● Brief
Transcribe the listing that follows in full, omitting pictures.

● Given information

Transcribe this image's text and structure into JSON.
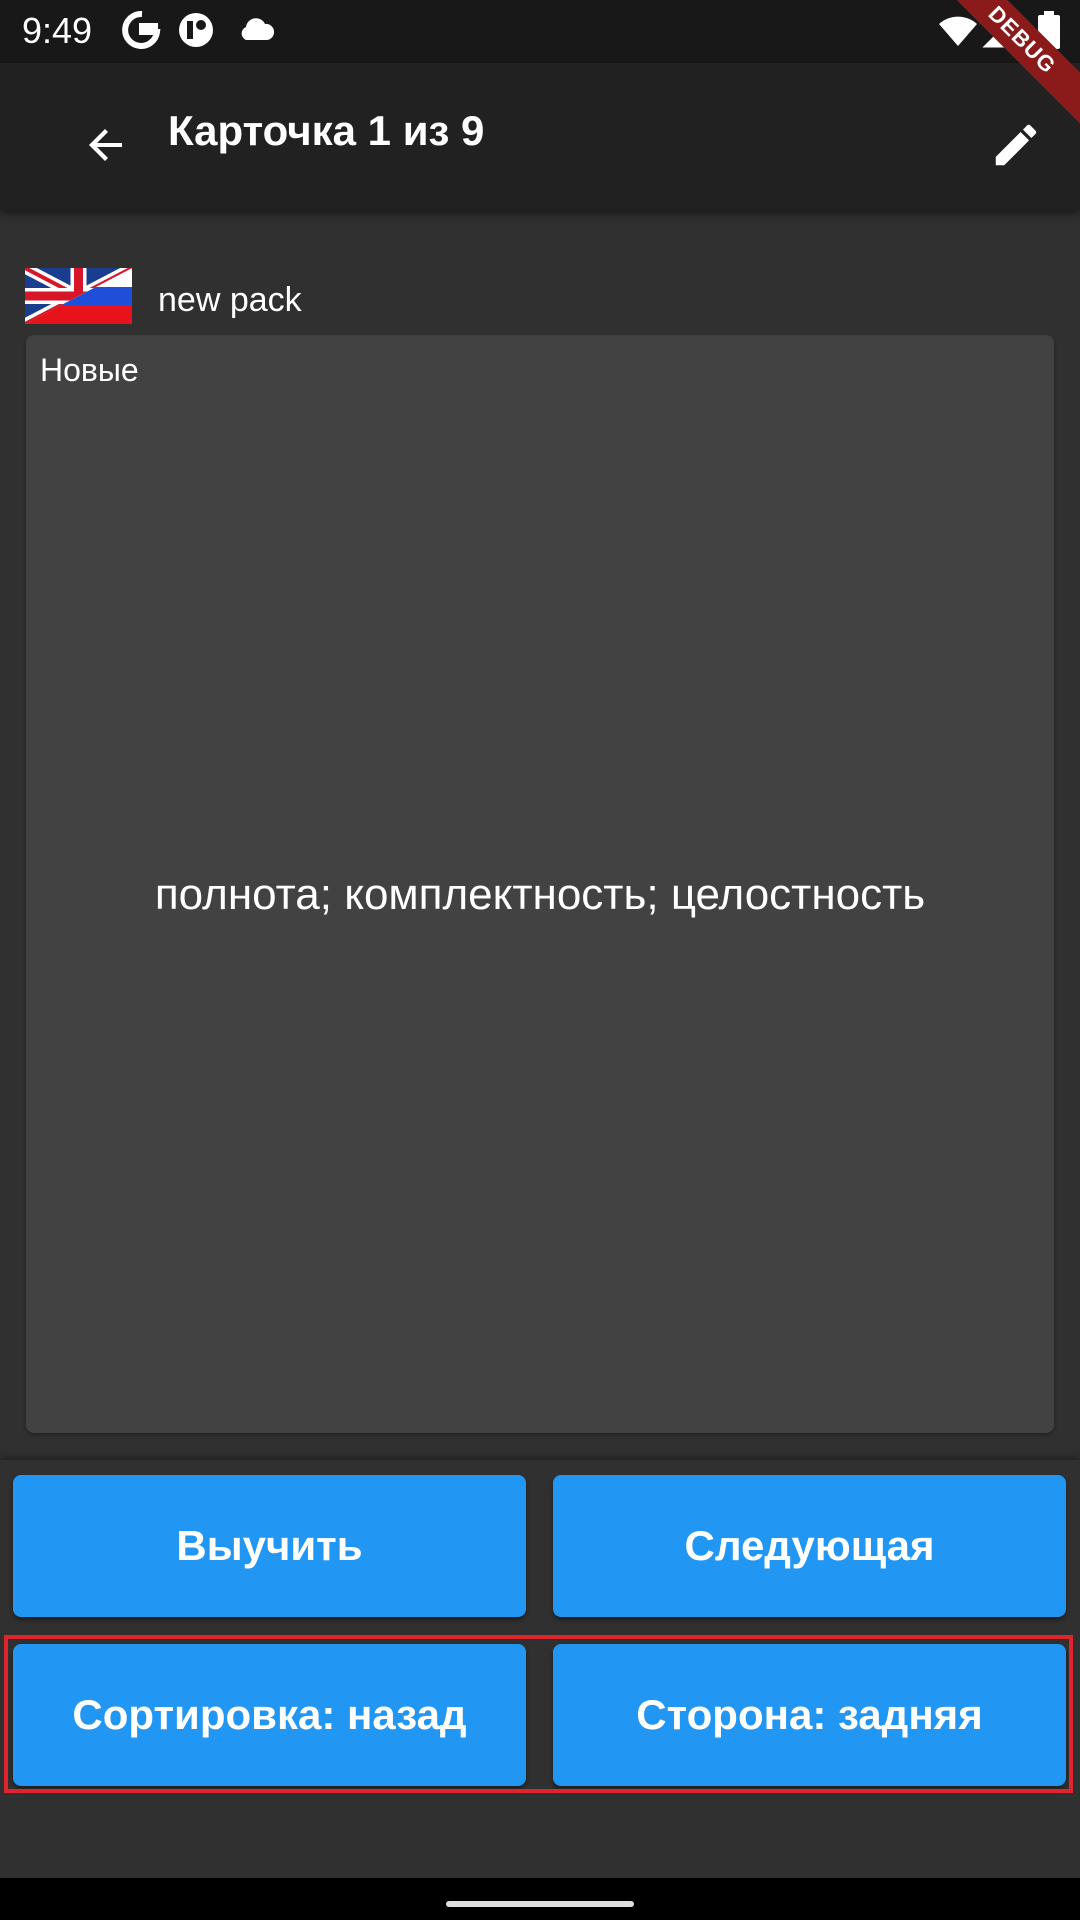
{
  "status_bar": {
    "time": "9:49",
    "left_icons": [
      "google-icon",
      "app-notification-icon",
      "cloud-icon"
    ],
    "right_icons": [
      "wifi-icon",
      "signal-icon",
      "battery-icon"
    ]
  },
  "debug_banner": {
    "label": "DEBUG"
  },
  "app_bar": {
    "title": "Карточка 1 из 9",
    "back_icon": "arrow-back-icon",
    "edit_icon": "edit-pencil-icon"
  },
  "pack": {
    "flag_icon": "uk-russia-flag-icon",
    "name": "new pack"
  },
  "card": {
    "status": "Новые",
    "text": "полнота; комплектность; целостность"
  },
  "actions": {
    "learn": "Выучить",
    "next": "Следующая",
    "sort": "Сортировка: назад",
    "side": "Сторона: задняя"
  },
  "colors": {
    "background": "#303030",
    "app_bar": "#212121",
    "status_bar": "#181818",
    "card": "#424242",
    "button": "#2196f3",
    "highlight": "#e0242c",
    "debug_banner": "#8b1a1a"
  }
}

● Final result
Transcribe this image's text and structure into JSON.
{
  "status_bar": {
    "time": "9:49",
    "left_icons": [
      "google-icon",
      "app-notification-icon",
      "cloud-icon"
    ],
    "right_icons": [
      "wifi-icon",
      "signal-icon",
      "battery-icon"
    ]
  },
  "debug_banner": {
    "label": "DEBUG"
  },
  "app_bar": {
    "title": "Карточка 1 из 9",
    "back_icon": "arrow-back-icon",
    "edit_icon": "edit-pencil-icon"
  },
  "pack": {
    "flag_icon": "uk-russia-flag-icon",
    "name": "new pack"
  },
  "card": {
    "status": "Новые",
    "text": "полнота; комплектность; целостность"
  },
  "actions": {
    "learn": "Выучить",
    "next": "Следующая",
    "sort": "Сортировка: назад",
    "side": "Сторона: задняя"
  },
  "colors": {
    "background": "#303030",
    "app_bar": "#212121",
    "status_bar": "#181818",
    "card": "#424242",
    "button": "#2196f3",
    "highlight": "#e0242c",
    "debug_banner": "#8b1a1a"
  }
}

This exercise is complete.